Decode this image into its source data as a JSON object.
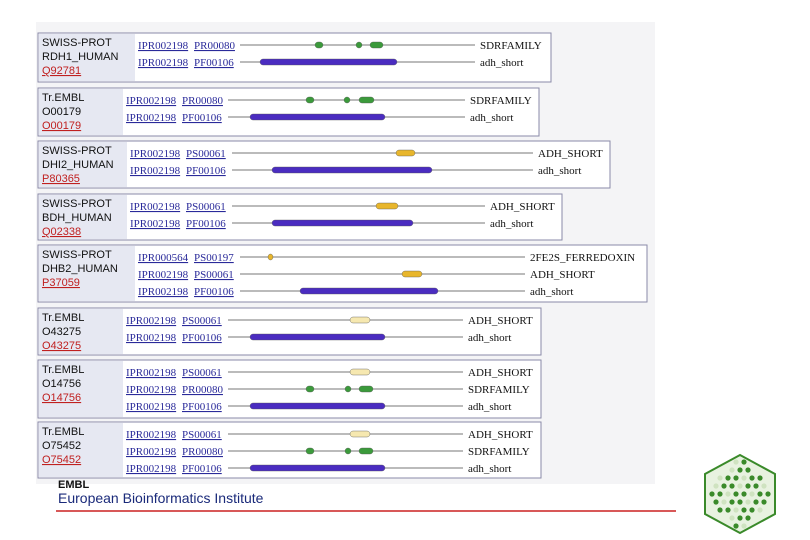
{
  "entries": [
    {
      "db": "SWISS-PROT",
      "name": "RDH1_HUMAN",
      "accession": "Q92781",
      "rows": [
        {
          "ipr": "IPR002198",
          "signature": "PR00080",
          "label": "SDRFAMILY"
        },
        {
          "ipr": "IPR002198",
          "signature": "PF00106",
          "label": "adh_short"
        }
      ]
    },
    {
      "db": "Tr.EMBL",
      "name": "O00179",
      "accession": "O00179",
      "rows": [
        {
          "ipr": "IPR002198",
          "signature": "PR00080",
          "label": "SDRFAMILY"
        },
        {
          "ipr": "IPR002198",
          "signature": "PF00106",
          "label": "adh_short"
        }
      ]
    },
    {
      "db": "SWISS-PROT",
      "name": "DHI2_HUMAN",
      "accession": "P80365",
      "rows": [
        {
          "ipr": "IPR002198",
          "signature": "PS00061",
          "label": "ADH_SHORT"
        },
        {
          "ipr": "IPR002198",
          "signature": "PF00106",
          "label": "adh_short"
        }
      ]
    },
    {
      "db": "SWISS-PROT",
      "name": "BDH_HUMAN",
      "accession": "Q02338",
      "rows": [
        {
          "ipr": "IPR002198",
          "signature": "PS00061",
          "label": "ADH_SHORT"
        },
        {
          "ipr": "IPR002198",
          "signature": "PF00106",
          "label": "adh_short"
        }
      ]
    },
    {
      "db": "SWISS-PROT",
      "name": "DHB2_HUMAN",
      "accession": "P37059",
      "rows": [
        {
          "ipr": "IPR000564",
          "signature": "PS00197",
          "label": "2FE2S_FERREDOXIN"
        },
        {
          "ipr": "IPR002198",
          "signature": "PS00061",
          "label": "ADH_SHORT"
        },
        {
          "ipr": "IPR002198",
          "signature": "PF00106",
          "label": "adh_short"
        }
      ]
    },
    {
      "db": "Tr.EMBL",
      "name": "O43275",
      "accession": "O43275",
      "rows": [
        {
          "ipr": "IPR002198",
          "signature": "PS00061",
          "label": "ADH_SHORT"
        },
        {
          "ipr": "IPR002198",
          "signature": "PF00106",
          "label": "adh_short"
        }
      ]
    },
    {
      "db": "Tr.EMBL",
      "name": "O14756",
      "accession": "O14756",
      "rows": [
        {
          "ipr": "IPR002198",
          "signature": "PS00061",
          "label": "ADH_SHORT"
        },
        {
          "ipr": "IPR002198",
          "signature": "PR00080",
          "label": "SDRFAMILY"
        },
        {
          "ipr": "IPR002198",
          "signature": "PF00106",
          "label": "adh_short"
        }
      ]
    },
    {
      "db": "Tr.EMBL",
      "name": "O75452",
      "accession": "O75452",
      "rows": [
        {
          "ipr": "IPR002198",
          "signature": "PS00061",
          "label": "ADH_SHORT"
        },
        {
          "ipr": "IPR002198",
          "signature": "PR00080",
          "label": "SDRFAMILY"
        },
        {
          "ipr": "IPR002198",
          "signature": "PF00106",
          "label": "adh_short"
        }
      ]
    }
  ],
  "footer": {
    "org": "EMBL",
    "institute": "European Bioinformatics Institute"
  }
}
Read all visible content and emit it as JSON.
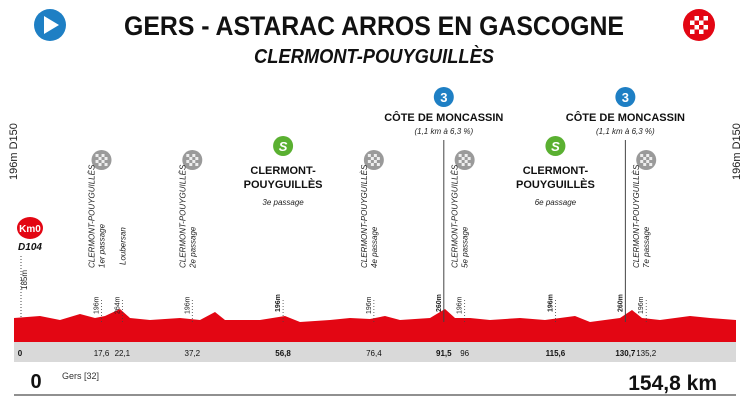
{
  "header": {
    "title": "GERS - ASTARAC ARROS EN GASCOGNE",
    "subtitle": "CLERMONT-POUYGUILLÈS"
  },
  "side": {
    "left": "196m D150",
    "right": "196m D150"
  },
  "start": {
    "badge": "Km0",
    "road": "D104",
    "altitude": "185m"
  },
  "profile": {
    "total": {
      "value": 154.8,
      "label": "154,8 km"
    },
    "origin": "0",
    "department": "Gers [32]",
    "start_km": {
      "value": 0,
      "label": "0"
    }
  },
  "markers": [
    {
      "km": {
        "value": 17.6,
        "label": "17,6"
      },
      "kind": "passage",
      "name": "CLERMONT-POUYGUILLÈS",
      "note": "1er passage",
      "altitude": "196m"
    },
    {
      "km": {
        "value": 22.1,
        "label": "22,1"
      },
      "kind": "place",
      "name": "Loubersan",
      "altitude": "264m"
    },
    {
      "km": {
        "value": 37.2,
        "label": "37,2"
      },
      "kind": "passage",
      "name": "CLERMONT-POUYGUILLÈS",
      "note": "2e passage",
      "altitude": "196m"
    },
    {
      "km": {
        "value": 56.8,
        "label": "56,8"
      },
      "kind": "sprint",
      "icon": "S",
      "name_lines": [
        "CLERMONT-",
        "POUYGUILLÈS"
      ],
      "note": "3e passage",
      "altitude": "196m"
    },
    {
      "km": {
        "value": 76.4,
        "label": "76,4"
      },
      "kind": "passage",
      "name": "CLERMONT-POUYGUILLÈS",
      "note": "4e passage",
      "altitude": "196m"
    },
    {
      "km": {
        "value": 91.5,
        "label": "91,5"
      },
      "kind": "climb",
      "icon": "3",
      "name": "CÔTE DE MONCASSIN",
      "note": "(1,1 km à 6,3 %)",
      "altitude": "260m"
    },
    {
      "km": {
        "value": 96,
        "label": "96"
      },
      "kind": "passage",
      "name": "CLERMONT-POUYGUILLÈS",
      "note": "5e passage",
      "altitude": "196m"
    },
    {
      "km": {
        "value": 115.6,
        "label": "115,6"
      },
      "kind": "sprint",
      "icon": "S",
      "name_lines": [
        "CLERMONT-",
        "POUYGUILLÈS"
      ],
      "note": "6e passage",
      "altitude": "196m"
    },
    {
      "km": {
        "value": 130.7,
        "label": "130,7"
      },
      "kind": "climb",
      "icon": "3",
      "name": "CÔTE DE MONCASSIN",
      "note": "(1,1 km à 6,3 %)",
      "altitude": "260m"
    },
    {
      "km": {
        "value": 135.2,
        "label": "135,2"
      },
      "kind": "passage",
      "name": "CLERMONT-POUYGUILLÈS",
      "note": "7e passage",
      "altitude": "196m"
    }
  ]
}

##########

PROBLEM STATEMENT ::
From the listing above, report the number of lines containing the string "note", without any accompanying remarks.

EXERCISE RESPONSE ::
9